** Start of Input material **

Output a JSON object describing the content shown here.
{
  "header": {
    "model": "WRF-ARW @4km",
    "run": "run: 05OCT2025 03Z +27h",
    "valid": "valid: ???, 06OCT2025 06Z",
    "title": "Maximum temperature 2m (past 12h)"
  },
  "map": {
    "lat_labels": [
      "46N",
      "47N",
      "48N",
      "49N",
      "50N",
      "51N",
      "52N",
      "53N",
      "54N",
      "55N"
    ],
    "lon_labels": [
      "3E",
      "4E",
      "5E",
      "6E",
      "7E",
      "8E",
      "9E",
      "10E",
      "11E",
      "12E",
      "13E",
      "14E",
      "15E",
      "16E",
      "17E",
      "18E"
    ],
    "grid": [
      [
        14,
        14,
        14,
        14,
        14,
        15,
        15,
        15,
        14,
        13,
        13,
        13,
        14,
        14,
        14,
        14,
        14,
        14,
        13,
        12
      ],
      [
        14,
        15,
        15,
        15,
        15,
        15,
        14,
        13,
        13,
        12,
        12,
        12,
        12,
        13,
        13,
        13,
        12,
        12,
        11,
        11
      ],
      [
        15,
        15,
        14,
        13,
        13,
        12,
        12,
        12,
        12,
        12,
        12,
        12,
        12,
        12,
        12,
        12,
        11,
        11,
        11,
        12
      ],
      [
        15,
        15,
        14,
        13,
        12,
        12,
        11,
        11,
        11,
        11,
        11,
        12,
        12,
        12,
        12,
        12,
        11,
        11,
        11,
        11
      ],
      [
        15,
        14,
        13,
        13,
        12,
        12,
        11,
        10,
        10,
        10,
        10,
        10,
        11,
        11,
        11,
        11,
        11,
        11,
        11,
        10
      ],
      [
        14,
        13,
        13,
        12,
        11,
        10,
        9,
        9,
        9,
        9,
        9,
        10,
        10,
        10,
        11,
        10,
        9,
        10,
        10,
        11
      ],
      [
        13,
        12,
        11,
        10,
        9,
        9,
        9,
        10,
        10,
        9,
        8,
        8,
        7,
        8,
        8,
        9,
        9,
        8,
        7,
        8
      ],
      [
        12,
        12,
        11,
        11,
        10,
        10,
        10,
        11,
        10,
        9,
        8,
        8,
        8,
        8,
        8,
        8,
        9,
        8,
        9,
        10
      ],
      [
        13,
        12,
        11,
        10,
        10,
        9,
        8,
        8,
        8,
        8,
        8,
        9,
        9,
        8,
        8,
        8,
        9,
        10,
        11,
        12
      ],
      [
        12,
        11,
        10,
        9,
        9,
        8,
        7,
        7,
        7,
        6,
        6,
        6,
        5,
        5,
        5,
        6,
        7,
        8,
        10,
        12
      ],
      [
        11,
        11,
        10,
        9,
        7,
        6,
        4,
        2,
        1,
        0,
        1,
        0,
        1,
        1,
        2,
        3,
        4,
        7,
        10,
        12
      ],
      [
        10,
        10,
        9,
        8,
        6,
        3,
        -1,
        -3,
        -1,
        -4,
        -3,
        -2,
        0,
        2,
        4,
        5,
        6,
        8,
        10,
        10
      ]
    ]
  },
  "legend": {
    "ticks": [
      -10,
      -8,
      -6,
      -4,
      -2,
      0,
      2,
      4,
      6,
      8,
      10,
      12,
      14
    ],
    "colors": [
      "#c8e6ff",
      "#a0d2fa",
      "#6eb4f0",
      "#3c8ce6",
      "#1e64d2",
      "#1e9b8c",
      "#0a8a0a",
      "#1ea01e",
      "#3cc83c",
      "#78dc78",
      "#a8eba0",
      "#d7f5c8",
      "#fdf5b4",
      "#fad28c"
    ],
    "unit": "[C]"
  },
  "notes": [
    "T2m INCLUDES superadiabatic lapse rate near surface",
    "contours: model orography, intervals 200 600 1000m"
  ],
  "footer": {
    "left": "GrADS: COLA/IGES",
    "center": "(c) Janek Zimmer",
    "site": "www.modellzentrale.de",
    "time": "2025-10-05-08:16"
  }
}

** End of Input material **

Print all of the entries exactly as they are written.

Final answer
Output a JSON object describing the content shown here.
{
  "header": {
    "model": "WRF-ARW @4km",
    "run": "run: 05OCT2025 03Z +27h",
    "valid": "valid: ???, 06OCT2025 06Z",
    "title": "Maximum temperature 2m (past 12h)"
  },
  "map": {
    "lat_labels": [
      "46N",
      "47N",
      "48N",
      "49N",
      "50N",
      "51N",
      "52N",
      "53N",
      "54N",
      "55N"
    ],
    "lon_labels": [
      "3E",
      "4E",
      "5E",
      "6E",
      "7E",
      "8E",
      "9E",
      "10E",
      "11E",
      "12E",
      "13E",
      "14E",
      "15E",
      "16E",
      "17E",
      "18E"
    ],
    "grid": [
      [
        14,
        14,
        14,
        14,
        14,
        15,
        15,
        15,
        14,
        13,
        13,
        13,
        14,
        14,
        14,
        14,
        14,
        14,
        13,
        12
      ],
      [
        14,
        15,
        15,
        15,
        15,
        15,
        14,
        13,
        13,
        12,
        12,
        12,
        12,
        13,
        13,
        13,
        12,
        12,
        11,
        11
      ],
      [
        15,
        15,
        14,
        13,
        13,
        12,
        12,
        12,
        12,
        12,
        12,
        12,
        12,
        12,
        12,
        12,
        11,
        11,
        11,
        12
      ],
      [
        15,
        15,
        14,
        13,
        12,
        12,
        11,
        11,
        11,
        11,
        11,
        12,
        12,
        12,
        12,
        12,
        11,
        11,
        11,
        11
      ],
      [
        15,
        14,
        13,
        13,
        12,
        12,
        11,
        10,
        10,
        10,
        10,
        10,
        11,
        11,
        11,
        11,
        11,
        11,
        11,
        10
      ],
      [
        14,
        13,
        13,
        12,
        11,
        10,
        9,
        9,
        9,
        9,
        9,
        10,
        10,
        10,
        11,
        10,
        9,
        10,
        10,
        11
      ],
      [
        13,
        12,
        11,
        10,
        9,
        9,
        9,
        10,
        10,
        9,
        8,
        8,
        7,
        8,
        8,
        9,
        9,
        8,
        7,
        8
      ],
      [
        12,
        12,
        11,
        11,
        10,
        10,
        10,
        11,
        10,
        9,
        8,
        8,
        8,
        8,
        8,
        8,
        9,
        8,
        9,
        10
      ],
      [
        13,
        12,
        11,
        10,
        10,
        9,
        8,
        8,
        8,
        8,
        8,
        9,
        9,
        8,
        8,
        8,
        9,
        10,
        11,
        12
      ],
      [
        12,
        11,
        10,
        9,
        9,
        8,
        7,
        7,
        7,
        6,
        6,
        6,
        5,
        5,
        5,
        6,
        7,
        8,
        10,
        12
      ],
      [
        11,
        11,
        10,
        9,
        7,
        6,
        4,
        2,
        1,
        0,
        1,
        0,
        1,
        1,
        2,
        3,
        4,
        7,
        10,
        12
      ],
      [
        10,
        10,
        9,
        8,
        6,
        3,
        -1,
        -3,
        -1,
        -4,
        -3,
        -2,
        0,
        2,
        4,
        5,
        6,
        8,
        10,
        10
      ]
    ]
  },
  "legend": {
    "ticks": [
      -10,
      -8,
      -6,
      -4,
      -2,
      0,
      2,
      4,
      6,
      8,
      10,
      12,
      14
    ],
    "colors": [
      "#c8e6ff",
      "#a0d2fa",
      "#6eb4f0",
      "#3c8ce6",
      "#1e64d2",
      "#1e9b8c",
      "#0a8a0a",
      "#1ea01e",
      "#3cc83c",
      "#78dc78",
      "#a8eba0",
      "#d7f5c8",
      "#fdf5b4",
      "#fad28c"
    ],
    "unit": "[C]"
  },
  "notes": [
    "T2m INCLUDES superadiabatic lapse rate near surface",
    "contours: model orography, intervals 200 600 1000m"
  ],
  "footer": {
    "left": "GrADS: COLA/IGES",
    "center": "(c) Janek Zimmer",
    "site": "www.modellzentrale.de",
    "time": "2025-10-05-08:16"
  }
}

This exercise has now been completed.